- _WHAT YOU NEED TO DO_:
Locate each line below that includes "color" and reproduce it.

....................

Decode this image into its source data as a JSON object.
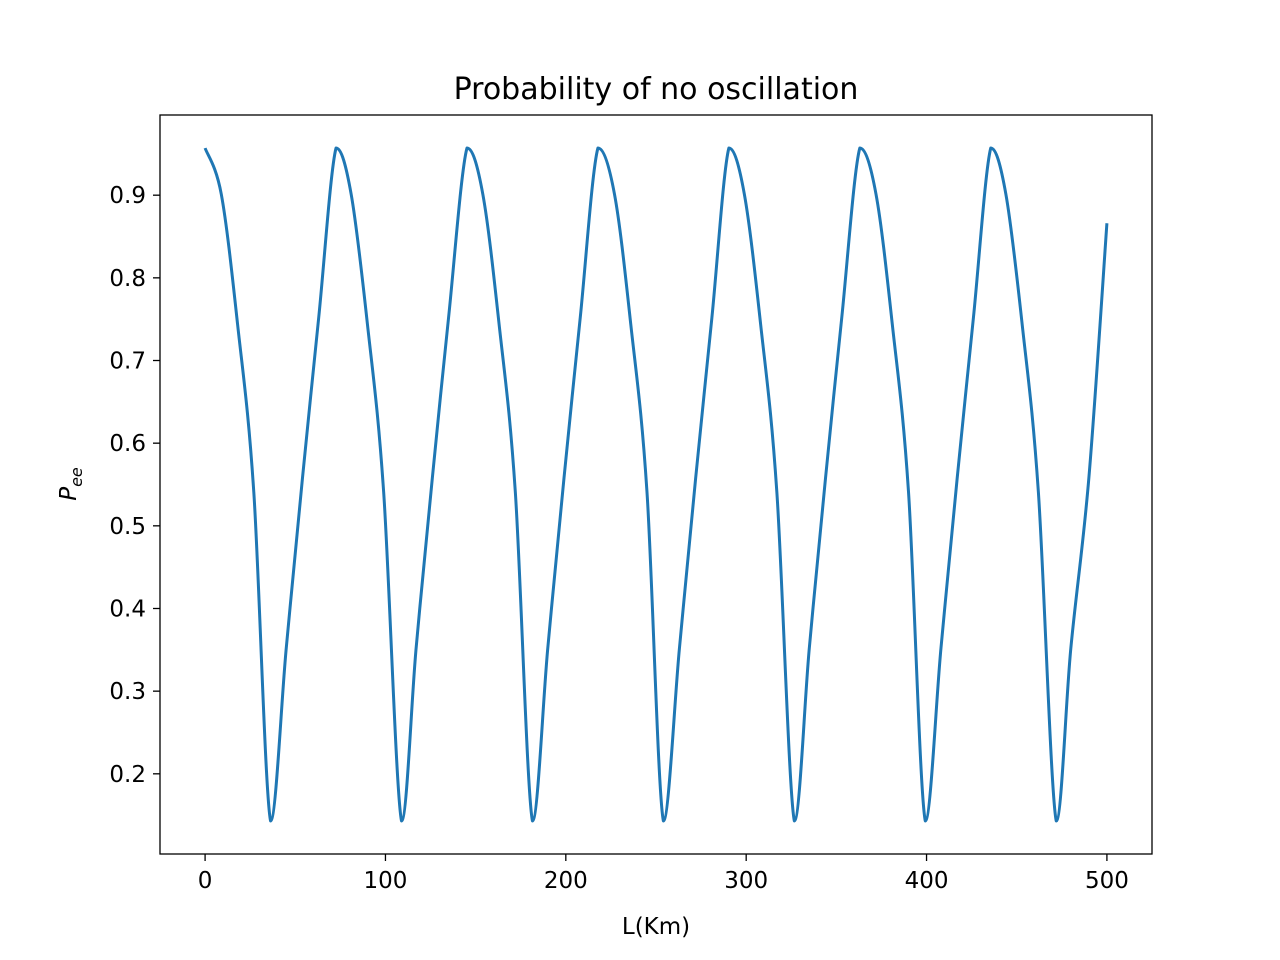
{
  "chart_data": {
    "type": "line",
    "title": "Probability of no oscillation",
    "xlabel": "L(Km)",
    "ylabel": {
      "base": "P",
      "subscript": "ee"
    },
    "xlim": [
      -25,
      525
    ],
    "ylim": [
      0.103,
      0.997
    ],
    "x_ticks": [
      0,
      100,
      200,
      300,
      400,
      500
    ],
    "y_ticks": [
      0.2,
      0.3,
      0.4,
      0.5,
      0.6,
      0.7,
      0.8,
      0.9
    ],
    "grid": false,
    "legend": "none",
    "series": [
      {
        "color": "#1f77b4",
        "x": [
          0,
          9,
          18,
          27,
          36.3,
          45,
          54,
          63,
          72.6,
          81,
          90,
          99,
          108.9,
          117,
          126,
          135,
          145.2,
          154,
          163,
          172,
          181.5,
          190,
          199,
          208,
          217.8,
          227,
          236,
          245,
          254.1,
          263,
          272,
          281,
          290.4,
          299,
          308,
          317,
          326.7,
          335,
          344,
          353,
          363,
          372,
          381,
          390,
          399.3,
          408,
          417,
          426,
          435.6,
          444,
          453,
          462,
          471.9,
          480,
          490,
          500
        ],
        "y": [
          0.957,
          0.901,
          0.744,
          0.541,
          0.143,
          0.352,
          0.558,
          0.752,
          0.957,
          0.901,
          0.744,
          0.541,
          0.143,
          0.352,
          0.558,
          0.752,
          0.957,
          0.901,
          0.744,
          0.541,
          0.143,
          0.352,
          0.558,
          0.752,
          0.957,
          0.901,
          0.744,
          0.541,
          0.143,
          0.352,
          0.558,
          0.752,
          0.957,
          0.901,
          0.744,
          0.541,
          0.143,
          0.352,
          0.558,
          0.752,
          0.957,
          0.901,
          0.744,
          0.541,
          0.143,
          0.352,
          0.558,
          0.752,
          0.957,
          0.901,
          0.744,
          0.541,
          0.143,
          0.352,
          0.558,
          0.866
        ]
      }
    ]
  }
}
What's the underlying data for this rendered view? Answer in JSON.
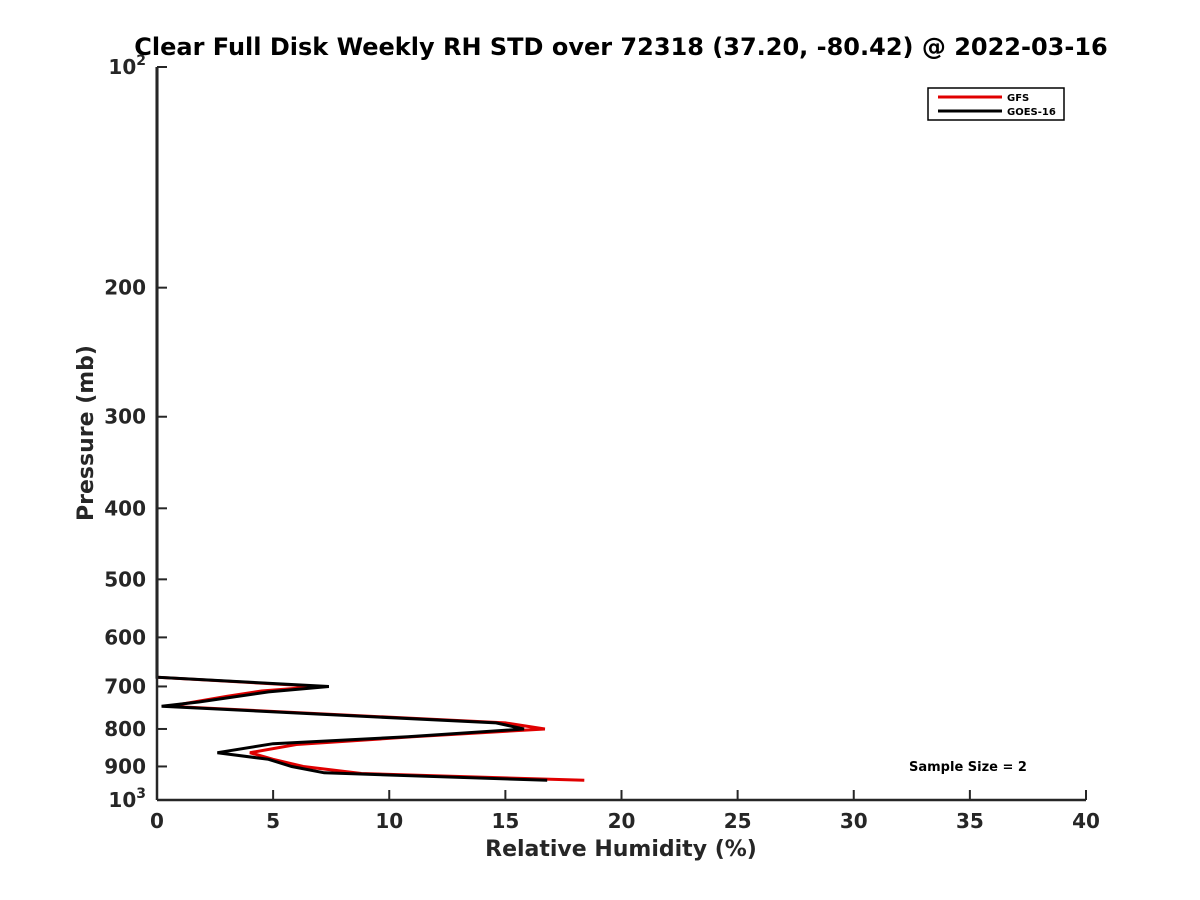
{
  "chart_data": {
    "type": "line",
    "title": "Clear Full Disk Weekly RH STD over 72318 (37.20, -80.42) @ 2022-03-16",
    "xlabel": "Relative Humidity (%)",
    "ylabel": "Pressure (mb)",
    "xlim": [
      0,
      40
    ],
    "ylim": [
      100,
      1000
    ],
    "y_scale": "log",
    "y_reversed": true,
    "x_ticks": [
      0,
      5,
      10,
      15,
      20,
      25,
      30,
      35,
      40
    ],
    "y_ticks": [
      {
        "value": 100,
        "base": "10",
        "exp": "2",
        "label": ""
      },
      {
        "value": 200,
        "label": "200"
      },
      {
        "value": 300,
        "label": "300"
      },
      {
        "value": 400,
        "label": "400"
      },
      {
        "value": 500,
        "label": "500"
      },
      {
        "value": 600,
        "label": "600"
      },
      {
        "value": 700,
        "label": "700"
      },
      {
        "value": 800,
        "label": "800"
      },
      {
        "value": 900,
        "label": "900"
      },
      {
        "value": 1000,
        "base": "10",
        "exp": "3",
        "label": ""
      }
    ],
    "legend_position": "top-right",
    "series": [
      {
        "name": "GFS",
        "color": "#e00000",
        "points": [
          [
            0,
            100
          ],
          [
            0,
            200
          ],
          [
            0,
            300
          ],
          [
            0,
            400
          ],
          [
            0,
            500
          ],
          [
            0,
            600
          ],
          [
            0,
            680
          ],
          [
            7.0,
            700
          ],
          [
            4.5,
            710
          ],
          [
            3.0,
            722
          ],
          [
            0.5,
            745
          ],
          [
            15.0,
            785
          ],
          [
            16.7,
            800
          ],
          [
            11.0,
            820
          ],
          [
            6.0,
            840
          ],
          [
            4.0,
            862
          ],
          [
            5.0,
            880
          ],
          [
            6.3,
            900
          ],
          [
            8.8,
            920
          ],
          [
            18.4,
            940
          ]
        ]
      },
      {
        "name": "GOES-16",
        "color": "#000000",
        "points": [
          [
            0,
            100
          ],
          [
            0,
            200
          ],
          [
            0,
            300
          ],
          [
            0,
            400
          ],
          [
            0,
            500
          ],
          [
            0,
            600
          ],
          [
            0,
            680
          ],
          [
            7.4,
            700
          ],
          [
            4.8,
            712
          ],
          [
            1.8,
            735
          ],
          [
            0.2,
            745
          ],
          [
            14.6,
            785
          ],
          [
            15.8,
            800
          ],
          [
            10.8,
            820
          ],
          [
            5.0,
            838
          ],
          [
            2.6,
            862
          ],
          [
            4.8,
            880
          ],
          [
            5.8,
            900
          ],
          [
            7.2,
            918
          ],
          [
            16.8,
            940
          ]
        ]
      }
    ],
    "annotation": "Sample Size = 2"
  }
}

....................

- _TASK OUTPUT_:
        "color": "#1f77b4",
        "color": "#e00000",
        "color": "#000000",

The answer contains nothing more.